= Objective =
For each line in the data below that holds "elements", return a copy.

= = = = =

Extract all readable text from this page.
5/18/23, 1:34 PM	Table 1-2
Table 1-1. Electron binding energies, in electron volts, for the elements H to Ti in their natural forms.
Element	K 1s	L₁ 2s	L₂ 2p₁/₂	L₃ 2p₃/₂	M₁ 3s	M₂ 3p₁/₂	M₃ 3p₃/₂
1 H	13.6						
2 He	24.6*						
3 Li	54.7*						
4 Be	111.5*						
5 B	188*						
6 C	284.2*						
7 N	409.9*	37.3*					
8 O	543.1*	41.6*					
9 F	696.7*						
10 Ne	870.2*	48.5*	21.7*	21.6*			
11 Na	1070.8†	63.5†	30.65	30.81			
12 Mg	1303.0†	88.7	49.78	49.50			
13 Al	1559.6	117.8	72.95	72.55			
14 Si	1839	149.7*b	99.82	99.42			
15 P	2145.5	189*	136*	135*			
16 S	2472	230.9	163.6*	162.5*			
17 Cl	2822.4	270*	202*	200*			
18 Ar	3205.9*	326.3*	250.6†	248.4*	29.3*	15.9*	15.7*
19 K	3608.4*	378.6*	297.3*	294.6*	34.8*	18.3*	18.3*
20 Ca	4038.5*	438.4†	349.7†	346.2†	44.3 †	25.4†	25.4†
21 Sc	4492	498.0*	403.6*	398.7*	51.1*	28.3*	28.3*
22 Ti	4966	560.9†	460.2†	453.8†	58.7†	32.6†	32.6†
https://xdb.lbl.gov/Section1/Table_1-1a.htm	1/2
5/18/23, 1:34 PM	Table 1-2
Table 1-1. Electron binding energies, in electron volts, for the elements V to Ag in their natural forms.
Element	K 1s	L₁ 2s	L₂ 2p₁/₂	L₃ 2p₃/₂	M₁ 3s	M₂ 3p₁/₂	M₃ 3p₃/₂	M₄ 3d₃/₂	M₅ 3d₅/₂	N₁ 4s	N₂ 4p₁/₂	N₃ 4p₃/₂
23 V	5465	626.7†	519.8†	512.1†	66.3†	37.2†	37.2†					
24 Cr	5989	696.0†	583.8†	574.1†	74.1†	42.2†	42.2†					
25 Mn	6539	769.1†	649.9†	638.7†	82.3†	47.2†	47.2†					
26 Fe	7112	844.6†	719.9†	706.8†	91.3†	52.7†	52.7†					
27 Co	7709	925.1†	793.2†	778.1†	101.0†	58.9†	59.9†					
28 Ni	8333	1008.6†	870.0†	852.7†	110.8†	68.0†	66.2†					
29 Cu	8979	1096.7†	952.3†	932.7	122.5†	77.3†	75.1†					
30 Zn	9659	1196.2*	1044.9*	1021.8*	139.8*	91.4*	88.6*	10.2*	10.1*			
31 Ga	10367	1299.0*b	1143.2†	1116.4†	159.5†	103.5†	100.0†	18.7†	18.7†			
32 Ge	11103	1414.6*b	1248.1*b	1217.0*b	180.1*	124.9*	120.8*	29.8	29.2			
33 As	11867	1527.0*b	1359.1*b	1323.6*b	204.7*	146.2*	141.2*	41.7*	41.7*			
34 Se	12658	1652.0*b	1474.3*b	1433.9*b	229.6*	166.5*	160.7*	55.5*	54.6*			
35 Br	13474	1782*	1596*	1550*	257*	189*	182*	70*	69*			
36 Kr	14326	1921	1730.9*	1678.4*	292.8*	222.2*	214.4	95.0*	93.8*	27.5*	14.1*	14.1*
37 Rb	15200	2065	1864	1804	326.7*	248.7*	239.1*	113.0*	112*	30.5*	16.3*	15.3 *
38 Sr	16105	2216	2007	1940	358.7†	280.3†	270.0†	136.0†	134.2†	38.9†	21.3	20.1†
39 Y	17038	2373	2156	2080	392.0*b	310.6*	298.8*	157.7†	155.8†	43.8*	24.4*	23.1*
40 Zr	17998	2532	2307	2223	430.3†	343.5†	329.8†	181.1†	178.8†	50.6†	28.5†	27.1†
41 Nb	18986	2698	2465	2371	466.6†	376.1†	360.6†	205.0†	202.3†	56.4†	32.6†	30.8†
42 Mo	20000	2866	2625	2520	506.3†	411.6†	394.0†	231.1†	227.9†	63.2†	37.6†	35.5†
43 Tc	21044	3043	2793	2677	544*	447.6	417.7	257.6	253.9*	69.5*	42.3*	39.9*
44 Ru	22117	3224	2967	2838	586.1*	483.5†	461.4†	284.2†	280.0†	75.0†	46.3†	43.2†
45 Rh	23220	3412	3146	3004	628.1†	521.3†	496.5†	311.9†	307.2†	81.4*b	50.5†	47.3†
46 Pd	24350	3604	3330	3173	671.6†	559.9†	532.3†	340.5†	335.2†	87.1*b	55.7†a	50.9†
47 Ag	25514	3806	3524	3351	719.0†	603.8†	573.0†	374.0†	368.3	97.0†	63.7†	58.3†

= = = = =

= Answer to this task =
Table 1-1. Electron binding energies, in electron volts, for the elements H to Ti in their natural forms.
Table 1-1. Electron binding energies, in electron volts, for the elements V to Ag in their natural forms.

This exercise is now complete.